### [Problem]
Where a line of the material contains the string "JSON", copy that line.

[Start Entries shown]

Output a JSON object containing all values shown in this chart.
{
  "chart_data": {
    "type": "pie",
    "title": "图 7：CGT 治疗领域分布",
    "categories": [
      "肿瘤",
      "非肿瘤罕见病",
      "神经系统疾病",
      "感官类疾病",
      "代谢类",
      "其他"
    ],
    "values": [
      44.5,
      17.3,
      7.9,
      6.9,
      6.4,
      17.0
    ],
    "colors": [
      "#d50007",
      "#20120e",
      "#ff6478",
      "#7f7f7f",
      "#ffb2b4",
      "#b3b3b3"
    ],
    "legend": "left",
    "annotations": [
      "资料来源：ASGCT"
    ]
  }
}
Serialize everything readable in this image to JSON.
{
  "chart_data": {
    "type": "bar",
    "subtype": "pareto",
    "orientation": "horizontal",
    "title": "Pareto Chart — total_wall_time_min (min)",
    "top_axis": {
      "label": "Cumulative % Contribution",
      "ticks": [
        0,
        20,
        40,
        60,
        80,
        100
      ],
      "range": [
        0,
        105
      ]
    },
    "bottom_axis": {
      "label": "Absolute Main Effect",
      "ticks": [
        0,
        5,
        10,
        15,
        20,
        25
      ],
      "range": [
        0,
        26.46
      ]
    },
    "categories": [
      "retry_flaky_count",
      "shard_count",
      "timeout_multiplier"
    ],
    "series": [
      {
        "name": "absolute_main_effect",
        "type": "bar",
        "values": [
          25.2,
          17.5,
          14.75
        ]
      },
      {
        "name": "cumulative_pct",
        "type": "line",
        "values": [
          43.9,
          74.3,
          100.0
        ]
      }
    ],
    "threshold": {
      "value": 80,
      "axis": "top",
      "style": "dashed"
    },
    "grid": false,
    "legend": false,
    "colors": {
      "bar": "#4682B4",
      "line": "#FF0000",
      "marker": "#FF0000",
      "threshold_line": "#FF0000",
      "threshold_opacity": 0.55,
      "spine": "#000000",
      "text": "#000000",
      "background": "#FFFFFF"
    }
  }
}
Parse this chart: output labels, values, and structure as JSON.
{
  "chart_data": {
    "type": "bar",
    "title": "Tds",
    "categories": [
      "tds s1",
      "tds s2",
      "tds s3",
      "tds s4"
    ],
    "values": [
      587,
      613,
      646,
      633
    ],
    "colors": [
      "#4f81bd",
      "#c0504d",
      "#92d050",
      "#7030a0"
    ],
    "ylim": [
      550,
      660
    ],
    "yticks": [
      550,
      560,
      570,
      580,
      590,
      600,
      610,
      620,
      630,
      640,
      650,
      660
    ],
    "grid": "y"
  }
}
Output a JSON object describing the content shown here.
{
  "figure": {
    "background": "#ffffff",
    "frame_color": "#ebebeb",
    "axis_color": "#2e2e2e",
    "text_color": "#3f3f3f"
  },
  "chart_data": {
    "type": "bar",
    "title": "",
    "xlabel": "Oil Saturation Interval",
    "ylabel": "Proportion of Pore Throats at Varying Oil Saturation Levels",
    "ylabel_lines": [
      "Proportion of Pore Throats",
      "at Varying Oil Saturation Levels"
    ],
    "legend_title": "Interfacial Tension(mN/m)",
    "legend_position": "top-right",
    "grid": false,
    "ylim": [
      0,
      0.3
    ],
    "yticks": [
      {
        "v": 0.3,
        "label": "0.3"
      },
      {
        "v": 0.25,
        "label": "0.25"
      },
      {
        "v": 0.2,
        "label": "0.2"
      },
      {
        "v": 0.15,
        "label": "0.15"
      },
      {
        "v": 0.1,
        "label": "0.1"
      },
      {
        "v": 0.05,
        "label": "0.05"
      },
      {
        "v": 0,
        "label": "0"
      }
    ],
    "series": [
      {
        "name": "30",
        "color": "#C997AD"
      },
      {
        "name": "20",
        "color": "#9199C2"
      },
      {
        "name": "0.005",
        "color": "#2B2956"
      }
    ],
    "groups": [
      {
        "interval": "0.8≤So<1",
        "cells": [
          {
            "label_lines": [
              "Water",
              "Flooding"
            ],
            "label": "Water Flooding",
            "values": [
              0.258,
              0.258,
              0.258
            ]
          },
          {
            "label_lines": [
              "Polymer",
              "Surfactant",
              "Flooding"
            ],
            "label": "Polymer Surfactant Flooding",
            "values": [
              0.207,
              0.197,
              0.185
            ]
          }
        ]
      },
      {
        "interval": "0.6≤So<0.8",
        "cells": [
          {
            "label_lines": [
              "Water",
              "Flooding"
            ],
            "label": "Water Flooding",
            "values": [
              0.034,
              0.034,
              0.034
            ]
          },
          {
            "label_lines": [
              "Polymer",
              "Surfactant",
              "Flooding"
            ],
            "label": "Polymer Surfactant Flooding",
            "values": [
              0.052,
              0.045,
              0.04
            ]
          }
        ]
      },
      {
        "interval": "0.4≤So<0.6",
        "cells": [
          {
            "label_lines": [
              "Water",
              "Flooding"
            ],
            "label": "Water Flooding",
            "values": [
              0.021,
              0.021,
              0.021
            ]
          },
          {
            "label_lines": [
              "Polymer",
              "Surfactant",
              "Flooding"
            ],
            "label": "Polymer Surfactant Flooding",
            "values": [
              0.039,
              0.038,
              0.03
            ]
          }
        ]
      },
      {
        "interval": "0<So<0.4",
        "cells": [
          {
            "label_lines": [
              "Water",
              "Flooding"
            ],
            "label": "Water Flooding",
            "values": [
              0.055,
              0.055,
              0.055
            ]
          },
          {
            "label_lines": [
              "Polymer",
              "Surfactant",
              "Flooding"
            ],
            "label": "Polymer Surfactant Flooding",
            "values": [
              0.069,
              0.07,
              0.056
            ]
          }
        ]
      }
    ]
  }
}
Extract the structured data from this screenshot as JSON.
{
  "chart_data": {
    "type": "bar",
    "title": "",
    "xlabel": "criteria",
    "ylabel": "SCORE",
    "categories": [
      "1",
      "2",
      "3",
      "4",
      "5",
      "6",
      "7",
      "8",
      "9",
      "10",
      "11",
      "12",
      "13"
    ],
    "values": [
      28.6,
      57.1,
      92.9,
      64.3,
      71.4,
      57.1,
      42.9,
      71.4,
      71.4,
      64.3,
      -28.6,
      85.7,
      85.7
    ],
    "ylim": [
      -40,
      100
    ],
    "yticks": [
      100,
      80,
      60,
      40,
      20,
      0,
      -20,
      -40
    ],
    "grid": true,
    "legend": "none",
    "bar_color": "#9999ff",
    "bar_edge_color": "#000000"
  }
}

[End Entries shown]

### [Expected output]
Output a JSON object containing all values shown in this chart.
Serialize everything readable in this image to JSON.
Parse this chart: output labels, values, and structure as JSON.
Output a JSON object describing the content shown here.
Extract the structured data from this screenshot as JSON.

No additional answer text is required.